Saved data entries
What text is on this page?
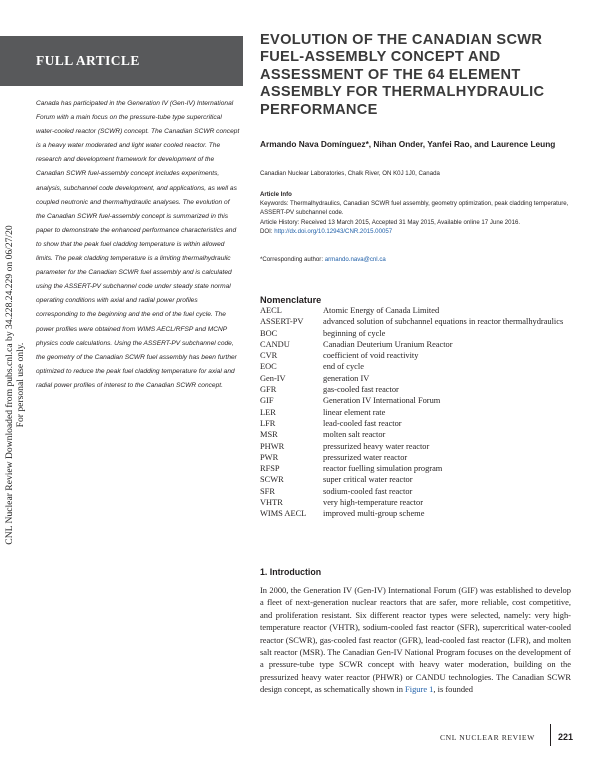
CNL Nuclear Review Downloaded from pubs.cnl.ca by 34.228.24.229 on 06/27/20 For personal use only.
FULL ARTICLE

Canada has participated in the Generation IV (Gen-IV) International Forum with a main focus on the pressure-tube type supercritical water-cooled reactor (SCWR) concept. The Canadian SCWR concept is a heavy water moderated and light water cooled reactor. The research and development framework for development of the Canadian SCWR fuel-assembly concept includes experiments, analysis, subchannel code development, and applications, as well as coupled neutronic and thermalhydraulic analyses. The evolution of the Canadian SCWR fuel-assembly concept is summarized in this paper to demonstrate the enhanced performance characteristics and to show that the peak fuel cladding temperature is within allowed limits. The peak cladding temperature is a limiting thermalhydraulic parameter for the Canadian SCWR fuel assembly and is calculated using the ASSERT-PV subchannel code under steady state normal operating conditions with axial and radial power profiles corresponding to the beginning and the end of the fuel cycle. The power profiles were obtained from WIMS AECL/RFSP and MCNP physics code calculations. Using the ASSERT-PV subchannel code, the geometry of the Canadian SCWR fuel assembly has been further optimized to reduce the peak fuel cladding temperature for axial and radial power profiles of interest to the Canadian SCWR concept.

EVOLUTION OF THE CANADIAN SCWR FUEL-ASSEMBLY CONCEPT AND ASSESSMENT OF THE 64 ELEMENT ASSEMBLY FOR THERMALHYDRAULIC PERFORMANCE
Armando Nava Domínguez*, Nihan Onder, Yanfei Rao, and Laurence Leung
Canadian Nuclear Laboratories, Chalk River, ON K0J 1J0, Canada
Article Info
Keywords: Thermalhydraulics, Canadian SCWR fuel assembly, geometry optimization, peak cladding temperature, ASSERT-PV subchannel code.
Article History: Received 13 March 2015, Accepted 31 May 2015, Available online 17 June 2016.
DOI: http://dx.doi.org/10.12943/CNR.2015.00057
*Corresponding author: armando.nava@cnl.ca
Nomenclature
AECL	Atomic Energy of Canada Limited
ASSERT-PV	advanced solution of subchannel equations in reactor thermalhydraulics
BOC	beginning of cycle
CANDU	Canadian Deuterium Uranium Reactor
CVR	coefficient of void reactivity
EOC	end of cycle
Gen-IV	generation IV
GFR	gas-cooled fast reactor
GIF	Generation IV International Forum
LER	linear element rate
LFR	lead-cooled fast reactor
MSR	molten salt reactor
PHWR	pressurized heavy water reactor
PWR	pressurized water reactor
RFSP	reactor fuelling simulation program
SCWR	super critical water reactor
SFR	sodium-cooled fast reactor
VHTR	very high-temperature reactor
WIMS AECL	improved multi-group scheme
1. Introduction

In 2000, the Generation IV (Gen-IV) International Forum (GIF) was established to develop a fleet of next-generation nuclear reactors that are safer, more reliable, cost competitive, and proliferation resistant. Six different reactor types were selected, namely: very high-temperature reactor (VHTR), sodium-cooled fast reactor (SFR), supercritical water-cooled reactor (SCWR), gas-cooled fast reactor (GFR), lead-cooled fast reactor (LFR), and molten salt reactor (MSR). The Canadian Gen-IV National Program focuses on the development of a pressure-tube type SCWR concept with heavy water moderation, building on the pressurized heavy water reactor (PHWR) or CANDU technologies. The Canadian SCWR design concept, as schematically shown in Figure 1, is founded

CNL NUCLEAR REVIEW	221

_WHAT TO WORK ON_
Find the word "Canada" in the data and copy out each line where it turns up.

_EXPECTED ANSWER_
Canada has participated in the Generation IV (Gen-IV) International Forum with a main focus on the pressure-tube type supercritical water-cooled reactor (SCWR) concept. The Canadian SCWR concept is a heavy water moderated and light water cooled reactor. The research and development framework for development of the Canadian SCWR fuel-assembly concept includes experiments, analysis, subchannel code development, and applications, as well as coupled neutronic and thermalhydraulic analyses. The evolution of the Canadian SCWR fuel-assembly concept is summarized in this paper to demonstrate the enhanced performance characteristics and to show that the peak fuel cladding temperature is within allowed limits. The peak cladding temperature is a limiting thermalhydraulic parameter for the Canadian SCWR fuel assembly and is calculated using the ASSERT-PV subchannel code under steady state normal operating conditions with axial and radial power profiles corresponding to the beginning and the end of the fuel cycle. The power profiles were obtained from WIMS AECL/RFSP and MCNP physics code calculations. Using the ASSERT-PV subchannel code, the geometry of the Canadian SCWR fuel assembly has been further optimized to reduce the peak fuel cladding temperature for axial and radial power profiles of interest to the Canadian SCWR concept.
Canadian Nuclear Laboratories, Chalk River, ON K0J 1J0, Canada
AECL	Atomic Energy of Canada Limited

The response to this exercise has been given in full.